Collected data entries
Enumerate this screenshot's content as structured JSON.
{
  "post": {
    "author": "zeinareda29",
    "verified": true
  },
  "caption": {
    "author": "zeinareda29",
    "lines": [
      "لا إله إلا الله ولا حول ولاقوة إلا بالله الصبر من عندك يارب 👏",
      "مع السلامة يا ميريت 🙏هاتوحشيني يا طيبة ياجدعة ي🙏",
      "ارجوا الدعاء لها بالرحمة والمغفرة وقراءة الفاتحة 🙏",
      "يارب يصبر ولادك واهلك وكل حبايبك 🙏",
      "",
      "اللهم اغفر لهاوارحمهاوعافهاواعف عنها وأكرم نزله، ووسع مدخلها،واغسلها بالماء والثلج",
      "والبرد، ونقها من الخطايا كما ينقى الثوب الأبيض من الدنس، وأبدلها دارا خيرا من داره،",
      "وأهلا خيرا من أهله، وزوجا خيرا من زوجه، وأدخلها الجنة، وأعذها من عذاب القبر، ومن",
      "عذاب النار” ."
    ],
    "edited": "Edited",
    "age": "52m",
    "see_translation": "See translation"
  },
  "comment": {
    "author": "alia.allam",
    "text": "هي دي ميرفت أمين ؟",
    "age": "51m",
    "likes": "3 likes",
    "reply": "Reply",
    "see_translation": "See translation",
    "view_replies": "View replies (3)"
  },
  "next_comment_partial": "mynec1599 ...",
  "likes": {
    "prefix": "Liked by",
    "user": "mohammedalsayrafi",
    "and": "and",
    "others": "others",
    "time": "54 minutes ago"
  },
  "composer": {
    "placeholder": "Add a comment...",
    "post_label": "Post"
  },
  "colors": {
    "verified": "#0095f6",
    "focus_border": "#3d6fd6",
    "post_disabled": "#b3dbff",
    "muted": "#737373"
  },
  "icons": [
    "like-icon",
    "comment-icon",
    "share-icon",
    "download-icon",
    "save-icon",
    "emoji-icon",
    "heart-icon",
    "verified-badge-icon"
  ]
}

#### OBJECTIVE:
Write out every line exactly as it stands.

#### IN RESPONSE:
Enumerate this screenshot's content as structured JSON.
{
  "post": {
    "author": "zeinareda29",
    "verified": true
  },
  "caption": {
    "author": "zeinareda29",
    "lines": [
      "لا إله إلا الله ولا حول ولاقوة إلا بالله الصبر من عندك يارب 👏",
      "مع السلامة يا ميريت 🙏هاتوحشيني يا طيبة ياجدعة ي🙏",
      "ارجوا الدعاء لها بالرحمة والمغفرة وقراءة الفاتحة 🙏",
      "يارب يصبر ولادك واهلك وكل حبايبك 🙏",
      "",
      "اللهم اغفر لهاوارحمهاوعافهاواعف عنها وأكرم نزله، ووسع مدخلها،واغسلها بالماء والثلج",
      "والبرد، ونقها من الخطايا كما ينقى الثوب الأبيض من الدنس، وأبدلها دارا خيرا من داره،",
      "وأهلا خيرا من أهله، وزوجا خيرا من زوجه، وأدخلها الجنة، وأعذها من عذاب القبر، ومن",
      "عذاب النار” ."
    ],
    "edited": "Edited",
    "age": "52m",
    "see_translation": "See translation"
  },
  "comment": {
    "author": "alia.allam",
    "text": "هي دي ميرفت أمين ؟",
    "age": "51m",
    "likes": "3 likes",
    "reply": "Reply",
    "see_translation": "See translation",
    "view_replies": "View replies (3)"
  },
  "next_comment_partial": "mynec1599 ...",
  "likes": {
    "prefix": "Liked by",
    "user": "mohammedalsayrafi",
    "and": "and",
    "others": "others",
    "time": "54 minutes ago"
  },
  "composer": {
    "placeholder": "Add a comment...",
    "post_label": "Post"
  },
  "colors": {
    "verified": "#0095f6",
    "focus_border": "#3d6fd6",
    "post_disabled": "#b3dbff",
    "muted": "#737373"
  },
  "icons": [
    "like-icon",
    "comment-icon",
    "share-icon",
    "download-icon",
    "save-icon",
    "emoji-icon",
    "heart-icon",
    "verified-badge-icon"
  ]
}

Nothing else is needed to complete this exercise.